*Work required*
A full and exact copy of the listing that follows is needed.

:::

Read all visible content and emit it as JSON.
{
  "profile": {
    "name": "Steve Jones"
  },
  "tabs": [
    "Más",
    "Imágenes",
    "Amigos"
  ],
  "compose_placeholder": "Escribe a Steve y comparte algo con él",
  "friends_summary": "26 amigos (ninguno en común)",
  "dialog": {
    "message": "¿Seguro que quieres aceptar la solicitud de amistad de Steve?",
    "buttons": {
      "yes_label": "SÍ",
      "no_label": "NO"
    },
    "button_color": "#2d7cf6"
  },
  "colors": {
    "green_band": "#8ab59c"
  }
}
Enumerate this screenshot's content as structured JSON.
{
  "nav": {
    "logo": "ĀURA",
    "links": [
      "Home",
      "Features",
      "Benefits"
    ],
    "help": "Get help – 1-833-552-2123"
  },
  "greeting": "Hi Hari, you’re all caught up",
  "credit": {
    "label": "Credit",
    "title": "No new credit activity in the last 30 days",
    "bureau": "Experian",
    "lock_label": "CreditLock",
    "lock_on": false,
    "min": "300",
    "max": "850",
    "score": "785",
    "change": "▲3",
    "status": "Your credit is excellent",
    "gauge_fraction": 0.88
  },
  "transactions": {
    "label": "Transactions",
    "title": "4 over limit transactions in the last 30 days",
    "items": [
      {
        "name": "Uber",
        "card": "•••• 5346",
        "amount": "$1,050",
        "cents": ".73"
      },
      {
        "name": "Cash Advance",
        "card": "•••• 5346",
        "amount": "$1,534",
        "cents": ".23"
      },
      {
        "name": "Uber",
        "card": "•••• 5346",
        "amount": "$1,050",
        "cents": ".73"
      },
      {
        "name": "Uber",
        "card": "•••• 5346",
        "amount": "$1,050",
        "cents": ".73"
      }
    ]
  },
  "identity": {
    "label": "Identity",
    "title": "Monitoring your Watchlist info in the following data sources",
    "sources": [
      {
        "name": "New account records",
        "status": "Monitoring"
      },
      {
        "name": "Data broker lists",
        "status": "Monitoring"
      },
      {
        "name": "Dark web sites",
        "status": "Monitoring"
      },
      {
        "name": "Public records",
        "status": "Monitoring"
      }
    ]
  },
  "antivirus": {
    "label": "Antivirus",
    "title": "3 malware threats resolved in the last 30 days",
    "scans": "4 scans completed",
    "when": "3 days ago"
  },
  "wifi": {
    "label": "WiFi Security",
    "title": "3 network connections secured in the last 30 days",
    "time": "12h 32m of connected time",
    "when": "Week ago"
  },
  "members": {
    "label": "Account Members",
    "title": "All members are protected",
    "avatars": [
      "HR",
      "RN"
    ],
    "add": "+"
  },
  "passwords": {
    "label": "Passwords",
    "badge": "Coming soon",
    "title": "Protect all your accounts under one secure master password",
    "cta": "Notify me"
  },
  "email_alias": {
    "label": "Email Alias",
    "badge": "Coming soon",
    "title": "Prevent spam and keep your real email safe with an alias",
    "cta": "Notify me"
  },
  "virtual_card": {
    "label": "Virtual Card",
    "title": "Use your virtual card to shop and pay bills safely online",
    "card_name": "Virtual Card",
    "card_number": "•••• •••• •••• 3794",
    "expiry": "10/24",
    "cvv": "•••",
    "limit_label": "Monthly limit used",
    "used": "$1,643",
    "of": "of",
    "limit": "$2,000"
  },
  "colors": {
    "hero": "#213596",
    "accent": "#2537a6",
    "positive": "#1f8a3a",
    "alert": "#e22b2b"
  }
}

:::

*Output of the exercise*
Read all visible content and emit it as JSON.
{
  "profile": {
    "name": "Steve Jones"
  },
  "tabs": [
    "Más",
    "Imágenes",
    "Amigos"
  ],
  "compose_placeholder": "Escribe a Steve y comparte algo con él",
  "friends_summary": "26 amigos (ninguno en común)",
  "dialog": {
    "message": "¿Seguro que quieres aceptar la solicitud de amistad de Steve?",
    "buttons": {
      "yes_label": "SÍ",
      "no_label": "NO"
    },
    "button_color": "#2d7cf6"
  },
  "colors": {
    "green_band": "#8ab59c"
  }
}
Enumerate this screenshot's content as structured JSON.
{
  "nav": {
    "logo": "ĀURA",
    "links": [
      "Home",
      "Features",
      "Benefits"
    ],
    "help": "Get help – 1-833-552-2123"
  },
  "greeting": "Hi Hari, you’re all caught up",
  "credit": {
    "label": "Credit",
    "title": "No new credit activity in the last 30 days",
    "bureau": "Experian",
    "lock_label": "CreditLock",
    "lock_on": false,
    "min": "300",
    "max": "850",
    "score": "785",
    "change": "▲3",
    "status": "Your credit is excellent",
    "gauge_fraction": 0.88
  },
  "transactions": {
    "label": "Transactions",
    "title": "4 over limit transactions in the last 30 days",
    "items": [
      {
        "name": "Uber",
        "card": "•••• 5346",
        "amount": "$1,050",
        "cents": ".73"
      },
      {
        "name": "Cash Advance",
        "card": "•••• 5346",
        "amount": "$1,534",
        "cents": ".23"
      },
      {
        "name": "Uber",
        "card": "•••• 5346",
        "amount": "$1,050",
        "cents": ".73"
      },
      {
        "name": "Uber",
        "card": "•••• 5346",
        "amount": "$1,050",
        "cents": ".73"
      }
    ]
  },
  "identity": {
    "label": "Identity",
    "title": "Monitoring your Watchlist info in the following data sources",
    "sources": [
      {
        "name": "New account records",
        "status": "Monitoring"
      },
      {
        "name": "Data broker lists",
        "status": "Monitoring"
      },
      {
        "name": "Dark web sites",
        "status": "Monitoring"
      },
      {
        "name": "Public records",
        "status": "Monitoring"
      }
    ]
  },
  "antivirus": {
    "label": "Antivirus",
    "title": "3 malware threats resolved in the last 30 days",
    "scans": "4 scans completed",
    "when": "3 days ago"
  },
  "wifi": {
    "label": "WiFi Security",
    "title": "3 network connections secured in the last 30 days",
    "time": "12h 32m of connected time",
    "when": "Week ago"
  },
  "members": {
    "label": "Account Members",
    "title": "All members are protected",
    "avatars": [
      "HR",
      "RN"
    ],
    "add": "+"
  },
  "passwords": {
    "label": "Passwords",
    "badge": "Coming soon",
    "title": "Protect all your accounts under one secure master password",
    "cta": "Notify me"
  },
  "email_alias": {
    "label": "Email Alias",
    "badge": "Coming soon",
    "title": "Prevent spam and keep your real email safe with an alias",
    "cta": "Notify me"
  },
  "virtual_card": {
    "label": "Virtual Card",
    "title": "Use your virtual card to shop and pay bills safely online",
    "card_name": "Virtual Card",
    "card_number": "•••• •••• •••• 3794",
    "expiry": "10/24",
    "cvv": "•••",
    "limit_label": "Monthly limit used",
    "used": "$1,643",
    "of": "of",
    "limit": "$2,000"
  },
  "colors": {
    "hero": "#213596",
    "accent": "#2537a6",
    "positive": "#1f8a3a",
    "alert": "#e22b2b"
  }
}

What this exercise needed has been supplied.